Task data:

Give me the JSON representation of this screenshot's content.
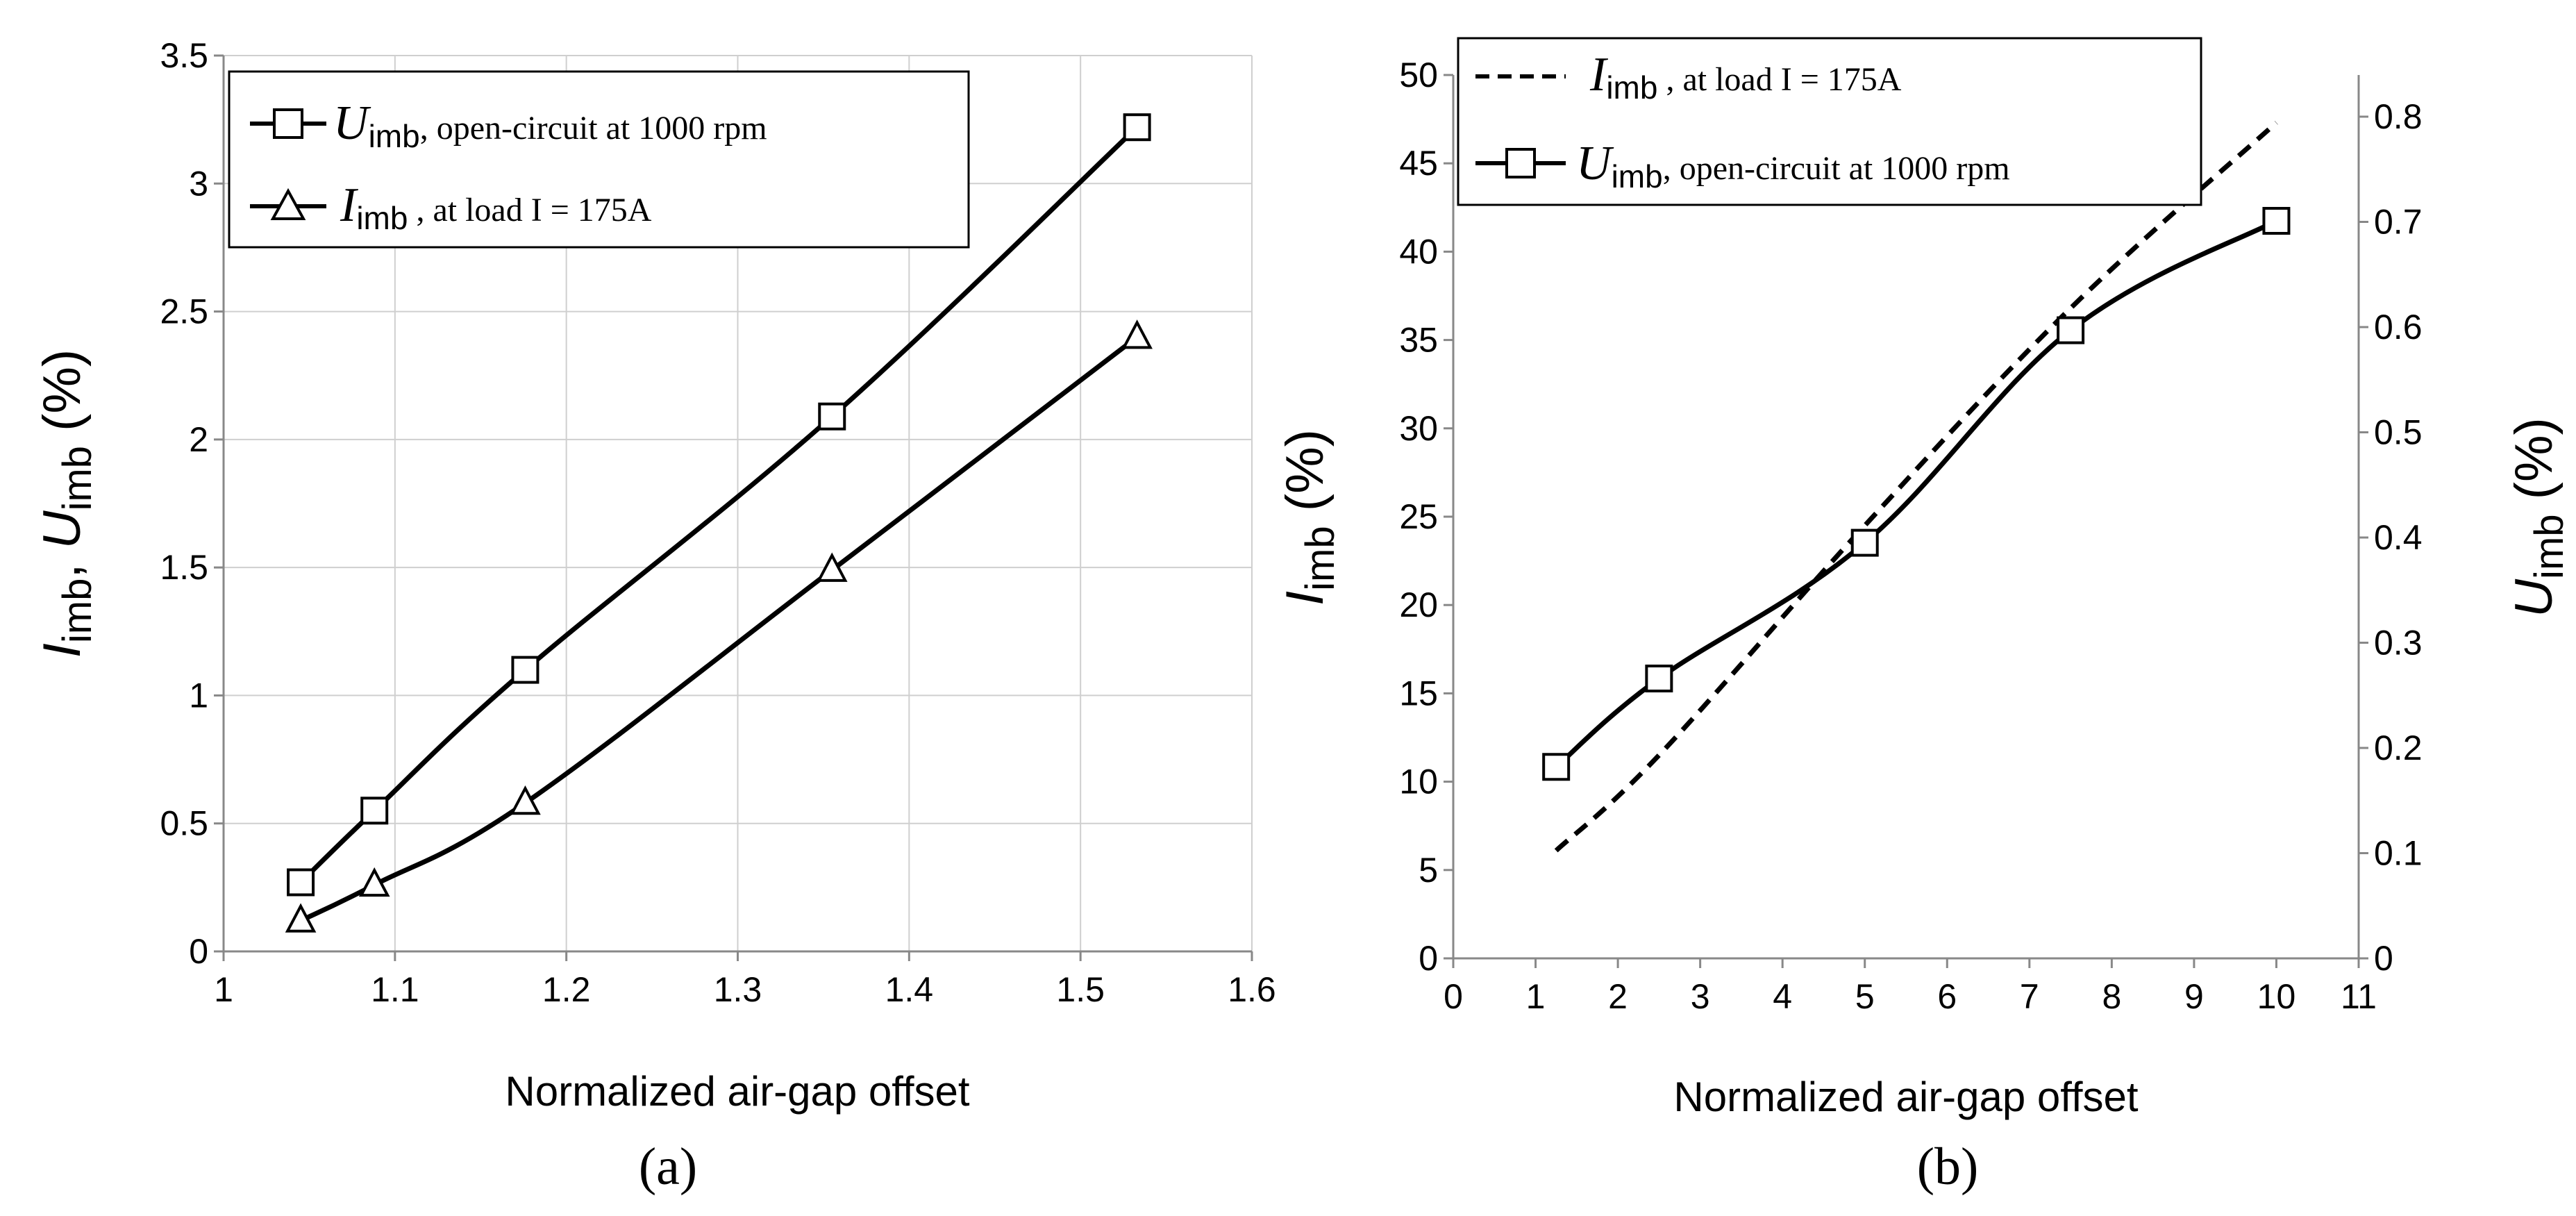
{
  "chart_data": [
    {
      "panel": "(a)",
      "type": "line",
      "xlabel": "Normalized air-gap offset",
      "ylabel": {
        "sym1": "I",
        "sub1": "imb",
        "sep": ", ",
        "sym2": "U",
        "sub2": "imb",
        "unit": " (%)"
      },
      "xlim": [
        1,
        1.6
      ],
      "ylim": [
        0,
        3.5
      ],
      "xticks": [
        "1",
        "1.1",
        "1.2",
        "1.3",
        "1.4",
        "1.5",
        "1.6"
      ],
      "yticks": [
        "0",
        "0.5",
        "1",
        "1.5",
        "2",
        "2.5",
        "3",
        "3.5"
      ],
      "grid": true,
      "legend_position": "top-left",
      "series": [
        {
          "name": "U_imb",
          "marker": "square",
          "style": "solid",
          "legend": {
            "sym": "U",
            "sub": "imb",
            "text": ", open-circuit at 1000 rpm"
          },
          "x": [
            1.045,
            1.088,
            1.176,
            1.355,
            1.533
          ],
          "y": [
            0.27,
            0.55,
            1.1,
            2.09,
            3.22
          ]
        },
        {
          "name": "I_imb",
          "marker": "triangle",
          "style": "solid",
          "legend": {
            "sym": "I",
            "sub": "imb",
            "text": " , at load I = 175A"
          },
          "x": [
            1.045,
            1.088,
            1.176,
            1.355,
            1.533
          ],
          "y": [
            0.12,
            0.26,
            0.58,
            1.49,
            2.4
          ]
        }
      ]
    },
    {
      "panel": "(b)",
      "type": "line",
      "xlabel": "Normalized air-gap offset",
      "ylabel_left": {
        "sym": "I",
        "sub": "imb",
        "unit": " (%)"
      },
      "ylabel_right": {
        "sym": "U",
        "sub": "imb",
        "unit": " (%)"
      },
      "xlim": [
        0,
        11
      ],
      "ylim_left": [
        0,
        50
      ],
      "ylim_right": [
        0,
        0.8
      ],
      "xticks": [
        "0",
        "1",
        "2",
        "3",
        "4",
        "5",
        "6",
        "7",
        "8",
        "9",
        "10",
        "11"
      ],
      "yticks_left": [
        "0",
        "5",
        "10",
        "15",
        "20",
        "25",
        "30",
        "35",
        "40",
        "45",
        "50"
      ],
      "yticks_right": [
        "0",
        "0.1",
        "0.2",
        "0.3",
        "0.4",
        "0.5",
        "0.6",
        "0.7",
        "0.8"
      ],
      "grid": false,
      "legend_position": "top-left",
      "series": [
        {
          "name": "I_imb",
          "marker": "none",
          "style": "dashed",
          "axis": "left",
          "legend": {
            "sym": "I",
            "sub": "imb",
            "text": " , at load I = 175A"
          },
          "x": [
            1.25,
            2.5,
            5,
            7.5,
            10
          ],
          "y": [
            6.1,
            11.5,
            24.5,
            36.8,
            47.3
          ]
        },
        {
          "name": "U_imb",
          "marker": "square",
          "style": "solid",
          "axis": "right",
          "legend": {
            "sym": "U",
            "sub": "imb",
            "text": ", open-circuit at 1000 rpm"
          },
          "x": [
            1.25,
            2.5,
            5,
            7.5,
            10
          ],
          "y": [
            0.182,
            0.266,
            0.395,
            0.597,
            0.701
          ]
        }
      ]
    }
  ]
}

Short exercise:
Reproduce every entry word for word, but skip any pictures.

Solution to this problem:
Give me the JSON representation of this screenshot's content.
{
  "chart_data": [
    {
      "panel": "(a)",
      "type": "line",
      "xlabel": "Normalized air-gap offset",
      "ylabel": {
        "sym1": "I",
        "sub1": "imb",
        "sep": ", ",
        "sym2": "U",
        "sub2": "imb",
        "unit": " (%)"
      },
      "xlim": [
        1,
        1.6
      ],
      "ylim": [
        0,
        3.5
      ],
      "xticks": [
        "1",
        "1.1",
        "1.2",
        "1.3",
        "1.4",
        "1.5",
        "1.6"
      ],
      "yticks": [
        "0",
        "0.5",
        "1",
        "1.5",
        "2",
        "2.5",
        "3",
        "3.5"
      ],
      "grid": true,
      "legend_position": "top-left",
      "series": [
        {
          "name": "U_imb",
          "marker": "square",
          "style": "solid",
          "legend": {
            "sym": "U",
            "sub": "imb",
            "text": ", open-circuit at 1000 rpm"
          },
          "x": [
            1.045,
            1.088,
            1.176,
            1.355,
            1.533
          ],
          "y": [
            0.27,
            0.55,
            1.1,
            2.09,
            3.22
          ]
        },
        {
          "name": "I_imb",
          "marker": "triangle",
          "style": "solid",
          "legend": {
            "sym": "I",
            "sub": "imb",
            "text": " , at load I = 175A"
          },
          "x": [
            1.045,
            1.088,
            1.176,
            1.355,
            1.533
          ],
          "y": [
            0.12,
            0.26,
            0.58,
            1.49,
            2.4
          ]
        }
      ]
    },
    {
      "panel": "(b)",
      "type": "line",
      "xlabel": "Normalized air-gap offset",
      "ylabel_left": {
        "sym": "I",
        "sub": "imb",
        "unit": " (%)"
      },
      "ylabel_right": {
        "sym": "U",
        "sub": "imb",
        "unit": " (%)"
      },
      "xlim": [
        0,
        11
      ],
      "ylim_left": [
        0,
        50
      ],
      "ylim_right": [
        0,
        0.8
      ],
      "xticks": [
        "0",
        "1",
        "2",
        "3",
        "4",
        "5",
        "6",
        "7",
        "8",
        "9",
        "10",
        "11"
      ],
      "yticks_left": [
        "0",
        "5",
        "10",
        "15",
        "20",
        "25",
        "30",
        "35",
        "40",
        "45",
        "50"
      ],
      "yticks_right": [
        "0",
        "0.1",
        "0.2",
        "0.3",
        "0.4",
        "0.5",
        "0.6",
        "0.7",
        "0.8"
      ],
      "grid": false,
      "legend_position": "top-left",
      "series": [
        {
          "name": "I_imb",
          "marker": "none",
          "style": "dashed",
          "axis": "left",
          "legend": {
            "sym": "I",
            "sub": "imb",
            "text": " , at load I = 175A"
          },
          "x": [
            1.25,
            2.5,
            5,
            7.5,
            10
          ],
          "y": [
            6.1,
            11.5,
            24.5,
            36.8,
            47.3
          ]
        },
        {
          "name": "U_imb",
          "marker": "square",
          "style": "solid",
          "axis": "right",
          "legend": {
            "sym": "U",
            "sub": "imb",
            "text": ", open-circuit at 1000 rpm"
          },
          "x": [
            1.25,
            2.5,
            5,
            7.5,
            10
          ],
          "y": [
            0.182,
            0.266,
            0.395,
            0.597,
            0.701
          ]
        }
      ]
    }
  ]
}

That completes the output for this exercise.